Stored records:
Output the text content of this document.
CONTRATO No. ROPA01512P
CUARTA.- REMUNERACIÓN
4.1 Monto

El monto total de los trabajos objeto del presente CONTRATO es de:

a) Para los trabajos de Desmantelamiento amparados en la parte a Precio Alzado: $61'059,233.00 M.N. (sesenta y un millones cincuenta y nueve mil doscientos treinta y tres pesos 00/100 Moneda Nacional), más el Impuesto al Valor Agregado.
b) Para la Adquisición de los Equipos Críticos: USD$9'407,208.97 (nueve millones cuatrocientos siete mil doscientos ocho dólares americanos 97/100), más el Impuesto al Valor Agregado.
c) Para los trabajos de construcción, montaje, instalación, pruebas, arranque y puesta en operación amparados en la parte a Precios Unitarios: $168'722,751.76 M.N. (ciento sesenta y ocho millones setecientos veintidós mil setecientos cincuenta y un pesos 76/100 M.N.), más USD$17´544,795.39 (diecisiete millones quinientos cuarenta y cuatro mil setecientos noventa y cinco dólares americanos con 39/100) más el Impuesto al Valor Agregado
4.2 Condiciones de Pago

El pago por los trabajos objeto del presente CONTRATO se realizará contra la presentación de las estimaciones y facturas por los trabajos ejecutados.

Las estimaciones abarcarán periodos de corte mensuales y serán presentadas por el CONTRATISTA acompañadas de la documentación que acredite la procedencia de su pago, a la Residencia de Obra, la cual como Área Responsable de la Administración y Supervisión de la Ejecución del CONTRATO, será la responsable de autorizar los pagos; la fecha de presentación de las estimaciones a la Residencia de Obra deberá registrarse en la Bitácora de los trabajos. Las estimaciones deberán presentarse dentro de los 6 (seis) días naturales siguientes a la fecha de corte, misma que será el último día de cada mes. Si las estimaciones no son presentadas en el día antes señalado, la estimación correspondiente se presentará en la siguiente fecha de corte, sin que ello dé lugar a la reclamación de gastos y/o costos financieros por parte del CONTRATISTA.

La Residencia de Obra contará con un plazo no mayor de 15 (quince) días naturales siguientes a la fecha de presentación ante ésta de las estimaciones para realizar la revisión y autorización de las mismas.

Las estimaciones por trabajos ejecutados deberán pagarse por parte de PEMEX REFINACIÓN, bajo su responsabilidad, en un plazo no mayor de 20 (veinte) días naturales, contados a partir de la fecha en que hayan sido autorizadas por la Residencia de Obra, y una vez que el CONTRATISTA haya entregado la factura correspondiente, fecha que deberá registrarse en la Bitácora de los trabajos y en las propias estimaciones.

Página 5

• **Job**
Repeat the entries above exactly, leaving nothing out.

• **Completed task**
Output the text content of this document.
CONTRATO No. ROPA01512P
CUARTA.- REMUNERACIÓN
4.1 Monto

El monto total de los trabajos objeto del presente CONTRATO es de:

a) Para los trabajos de Desmantelamiento amparados en la parte a Precio Alzado: $61'059,233.00 M.N. (sesenta y un millones cincuenta y nueve mil doscientos treinta y tres pesos 00/100 Moneda Nacional), más el Impuesto al Valor Agregado.
b) Para la Adquisición de los Equipos Críticos: USD$9'407,208.97 (nueve millones cuatrocientos siete mil doscientos ocho dólares americanos 97/100), más el Impuesto al Valor Agregado.
c) Para los trabajos de construcción, montaje, instalación, pruebas, arranque y puesta en operación amparados en la parte a Precios Unitarios: $168'722,751.76 M.N. (ciento sesenta y ocho millones setecientos veintidós mil setecientos cincuenta y un pesos 76/100 M.N.), más USD$17´544,795.39 (diecisiete millones quinientos cuarenta y cuatro mil setecientos noventa y cinco dólares americanos con 39/100) más el Impuesto al Valor Agregado
4.2 Condiciones de Pago

El pago por los trabajos objeto del presente CONTRATO se realizará contra la presentación de las estimaciones y facturas por los trabajos ejecutados.

Las estimaciones abarcarán periodos de corte mensuales y serán presentadas por el CONTRATISTA acompañadas de la documentación que acredite la procedencia de su pago, a la Residencia de Obra, la cual como Área Responsable de la Administración y Supervisión de la Ejecución del CONTRATO, será la responsable de autorizar los pagos; la fecha de presentación de las estimaciones a la Residencia de Obra deberá registrarse en la Bitácora de los trabajos. Las estimaciones deberán presentarse dentro de los 6 (seis) días naturales siguientes a la fecha de corte, misma que será el último día de cada mes. Si las estimaciones no son presentadas en el día antes señalado, la estimación correspondiente se presentará en la siguiente fecha de corte, sin que ello dé lugar a la reclamación de gastos y/o costos financieros por parte del CONTRATISTA.

La Residencia de Obra contará con un plazo no mayor de 15 (quince) días naturales siguientes a la fecha de presentación ante ésta de las estimaciones para realizar la revisión y autorización de las mismas.

Las estimaciones por trabajos ejecutados deberán pagarse por parte de PEMEX REFINACIÓN, bajo su responsabilidad, en un plazo no mayor de 20 (veinte) días naturales, contados a partir de la fecha en que hayan sido autorizadas por la Residencia de Obra, y una vez que el CONTRATISTA haya entregado la factura correspondiente, fecha que deberá registrarse en la Bitácora de los trabajos y en las propias estimaciones.

Página 5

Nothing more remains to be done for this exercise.